- EXERCISE PROMPT
Go through the listing beneath this task and return every line that carries the string "اعیانی".

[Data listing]
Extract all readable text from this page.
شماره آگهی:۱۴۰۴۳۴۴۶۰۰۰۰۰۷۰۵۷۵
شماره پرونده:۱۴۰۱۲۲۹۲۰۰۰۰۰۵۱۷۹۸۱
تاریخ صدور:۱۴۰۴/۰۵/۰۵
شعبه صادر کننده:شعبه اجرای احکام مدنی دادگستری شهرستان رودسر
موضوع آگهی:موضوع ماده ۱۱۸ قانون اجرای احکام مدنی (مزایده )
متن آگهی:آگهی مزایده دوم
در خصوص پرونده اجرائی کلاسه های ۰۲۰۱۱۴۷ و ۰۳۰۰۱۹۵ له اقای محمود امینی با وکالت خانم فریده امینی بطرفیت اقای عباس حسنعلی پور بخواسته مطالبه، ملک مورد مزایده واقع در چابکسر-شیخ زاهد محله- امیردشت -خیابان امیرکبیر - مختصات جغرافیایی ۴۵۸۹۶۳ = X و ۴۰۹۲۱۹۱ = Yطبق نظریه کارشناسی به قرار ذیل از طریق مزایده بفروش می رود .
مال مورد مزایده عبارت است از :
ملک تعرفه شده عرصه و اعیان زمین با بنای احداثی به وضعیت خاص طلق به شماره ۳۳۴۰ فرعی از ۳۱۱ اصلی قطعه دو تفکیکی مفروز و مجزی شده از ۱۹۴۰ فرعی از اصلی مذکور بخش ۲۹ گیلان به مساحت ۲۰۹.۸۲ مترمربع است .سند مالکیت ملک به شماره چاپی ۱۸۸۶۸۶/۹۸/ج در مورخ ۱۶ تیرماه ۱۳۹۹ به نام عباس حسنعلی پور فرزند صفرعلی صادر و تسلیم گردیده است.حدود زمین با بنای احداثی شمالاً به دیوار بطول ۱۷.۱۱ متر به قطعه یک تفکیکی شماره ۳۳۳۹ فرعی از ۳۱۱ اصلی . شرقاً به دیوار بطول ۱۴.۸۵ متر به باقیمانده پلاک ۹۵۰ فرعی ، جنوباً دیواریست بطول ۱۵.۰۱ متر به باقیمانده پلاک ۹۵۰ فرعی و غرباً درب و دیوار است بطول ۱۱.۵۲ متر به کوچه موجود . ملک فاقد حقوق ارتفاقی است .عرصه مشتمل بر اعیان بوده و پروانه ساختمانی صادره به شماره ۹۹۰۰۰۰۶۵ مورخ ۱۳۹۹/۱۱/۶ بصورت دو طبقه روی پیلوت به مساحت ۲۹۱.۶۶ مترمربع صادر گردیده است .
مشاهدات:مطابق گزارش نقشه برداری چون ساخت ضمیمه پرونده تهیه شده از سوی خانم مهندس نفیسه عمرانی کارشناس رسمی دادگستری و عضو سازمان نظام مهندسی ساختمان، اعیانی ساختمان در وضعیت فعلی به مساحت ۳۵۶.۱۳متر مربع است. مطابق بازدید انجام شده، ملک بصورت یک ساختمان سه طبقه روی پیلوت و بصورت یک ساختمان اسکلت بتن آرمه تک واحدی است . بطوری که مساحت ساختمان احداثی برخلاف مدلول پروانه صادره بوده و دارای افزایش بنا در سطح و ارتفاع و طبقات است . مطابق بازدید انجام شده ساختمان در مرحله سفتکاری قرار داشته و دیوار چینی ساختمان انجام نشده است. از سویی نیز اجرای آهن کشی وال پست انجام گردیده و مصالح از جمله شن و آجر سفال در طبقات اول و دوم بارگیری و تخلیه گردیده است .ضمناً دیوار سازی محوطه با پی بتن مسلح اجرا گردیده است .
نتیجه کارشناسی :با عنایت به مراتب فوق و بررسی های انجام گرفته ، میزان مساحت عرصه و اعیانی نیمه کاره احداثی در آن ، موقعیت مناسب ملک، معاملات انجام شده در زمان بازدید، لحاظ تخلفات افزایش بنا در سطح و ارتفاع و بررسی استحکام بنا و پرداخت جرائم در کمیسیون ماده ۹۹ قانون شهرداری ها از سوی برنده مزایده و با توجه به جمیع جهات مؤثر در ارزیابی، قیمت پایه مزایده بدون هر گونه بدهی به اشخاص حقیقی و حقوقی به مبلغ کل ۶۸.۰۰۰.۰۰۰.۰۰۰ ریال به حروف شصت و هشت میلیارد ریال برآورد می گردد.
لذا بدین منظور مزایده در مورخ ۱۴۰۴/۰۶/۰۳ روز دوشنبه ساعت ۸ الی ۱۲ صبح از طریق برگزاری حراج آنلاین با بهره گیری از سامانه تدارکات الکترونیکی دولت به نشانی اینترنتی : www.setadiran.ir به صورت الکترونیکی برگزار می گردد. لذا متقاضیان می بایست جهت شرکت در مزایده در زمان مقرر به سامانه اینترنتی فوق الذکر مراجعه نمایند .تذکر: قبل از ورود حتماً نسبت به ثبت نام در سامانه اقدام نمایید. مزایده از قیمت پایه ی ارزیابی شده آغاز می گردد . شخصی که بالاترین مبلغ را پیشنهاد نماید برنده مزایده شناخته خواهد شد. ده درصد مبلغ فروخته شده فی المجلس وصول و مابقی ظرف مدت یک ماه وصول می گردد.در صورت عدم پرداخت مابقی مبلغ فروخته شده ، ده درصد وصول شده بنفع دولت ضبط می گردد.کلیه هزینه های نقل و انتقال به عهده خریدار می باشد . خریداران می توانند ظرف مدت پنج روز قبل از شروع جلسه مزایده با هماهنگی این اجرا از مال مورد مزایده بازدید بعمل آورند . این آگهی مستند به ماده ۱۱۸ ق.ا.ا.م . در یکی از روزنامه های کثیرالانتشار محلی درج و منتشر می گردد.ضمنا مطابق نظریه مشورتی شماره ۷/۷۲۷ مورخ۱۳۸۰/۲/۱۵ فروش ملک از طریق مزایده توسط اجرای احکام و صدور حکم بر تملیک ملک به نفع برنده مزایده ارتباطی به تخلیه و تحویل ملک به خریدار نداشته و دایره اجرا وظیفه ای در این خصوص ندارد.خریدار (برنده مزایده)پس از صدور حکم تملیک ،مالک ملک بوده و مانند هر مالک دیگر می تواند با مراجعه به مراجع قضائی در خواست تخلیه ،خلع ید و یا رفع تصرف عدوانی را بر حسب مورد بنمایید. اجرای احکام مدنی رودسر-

- EXERCISE RESULT
مشاهدات:مطابق گزارش نقشه برداری چون ساخت ضمیمه پرونده تهیه شده از سوی خانم مهندس نفیسه عمرانی کارشناس رسمی دادگستری و عضو سازمان نظام مهندسی ساختمان، اعیانی ساختمان در وضعیت فعلی به مساحت ۳۵۶.۱۳متر مربع است. مطابق بازدید انجام شده، ملک بصورت یک ساختمان سه طبقه روی پیلوت و بصورت یک ساختمان اسکلت بتن آرمه تک واحدی است . بطوری که مساحت ساختمان احداثی برخلاف مدلول پروانه صادره بوده و دارای افزایش بنا در سطح و ارتفاع و طبقات است . مطابق بازدید انجام شده ساختمان در مرحله سفتکاری قرار داشته و دیوار چینی ساختمان انجام نشده است. از سویی نیز اجرای آهن کشی وال پست انجام گردیده و مصالح از جمله شن و آجر سفال در طبقات اول و دوم بارگیری و تخلیه گردیده است .ضمناً دیوار سازی محوطه با پی بتن مسلح اجرا گردیده است .
نتیجه کارشناسی :با عنایت به مراتب فوق و بررسی های انجام گرفته ، میزان مساحت عرصه و اعیانی نیمه کاره احداثی در آن ، موقعیت مناسب ملک، معاملات انجام شده در زمان بازدید، لحاظ تخلفات افزایش بنا در سطح و ارتفاع و بررسی استحکام بنا و پرداخت جرائم در کمیسیون ماده ۹۹ قانون شهرداری ها از سوی برنده مزایده و با توجه به جمیع جهات مؤثر در ارزیابی، قیمت پایه مزایده بدون هر گونه بدهی به اشخاص حقیقی و حقوقی به مبلغ کل ۶۸.۰۰۰.۰۰۰.۰۰۰ ریال به حروف شصت و هشت میلیارد ریال برآورد می گردد.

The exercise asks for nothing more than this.